*Exercise goal*. Gather all lines from the material that contain the word "пространства".

*Data for this exercise*.

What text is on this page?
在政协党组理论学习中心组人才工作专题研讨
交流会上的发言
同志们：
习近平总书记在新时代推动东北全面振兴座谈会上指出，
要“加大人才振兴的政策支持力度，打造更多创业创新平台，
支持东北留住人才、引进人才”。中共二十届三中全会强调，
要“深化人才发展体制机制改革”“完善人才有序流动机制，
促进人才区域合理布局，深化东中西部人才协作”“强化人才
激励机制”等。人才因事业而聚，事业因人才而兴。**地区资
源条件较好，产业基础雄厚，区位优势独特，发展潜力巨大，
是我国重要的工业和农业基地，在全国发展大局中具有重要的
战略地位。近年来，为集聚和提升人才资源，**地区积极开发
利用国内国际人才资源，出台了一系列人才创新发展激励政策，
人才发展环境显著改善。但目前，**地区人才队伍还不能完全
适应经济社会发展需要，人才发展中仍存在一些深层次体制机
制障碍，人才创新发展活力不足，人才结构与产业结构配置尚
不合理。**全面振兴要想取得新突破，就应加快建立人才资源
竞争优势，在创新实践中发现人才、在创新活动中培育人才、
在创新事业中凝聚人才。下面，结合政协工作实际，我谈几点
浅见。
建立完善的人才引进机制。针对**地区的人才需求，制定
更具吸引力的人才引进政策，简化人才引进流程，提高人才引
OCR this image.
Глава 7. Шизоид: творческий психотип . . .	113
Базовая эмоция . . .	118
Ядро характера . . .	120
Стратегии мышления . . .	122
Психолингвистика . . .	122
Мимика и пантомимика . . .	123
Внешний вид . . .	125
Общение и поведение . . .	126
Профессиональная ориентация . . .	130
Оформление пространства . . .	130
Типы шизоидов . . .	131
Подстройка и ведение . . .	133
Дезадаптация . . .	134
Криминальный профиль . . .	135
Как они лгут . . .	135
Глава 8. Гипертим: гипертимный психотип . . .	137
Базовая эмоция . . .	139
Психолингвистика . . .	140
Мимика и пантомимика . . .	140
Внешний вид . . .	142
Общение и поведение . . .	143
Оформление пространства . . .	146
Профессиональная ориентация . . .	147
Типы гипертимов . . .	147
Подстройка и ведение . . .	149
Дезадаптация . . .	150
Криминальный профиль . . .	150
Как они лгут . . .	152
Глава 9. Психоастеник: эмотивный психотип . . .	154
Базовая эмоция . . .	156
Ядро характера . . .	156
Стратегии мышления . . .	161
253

*Task response*.
Оформление пространства . . .	130
Оформление пространства . . .	146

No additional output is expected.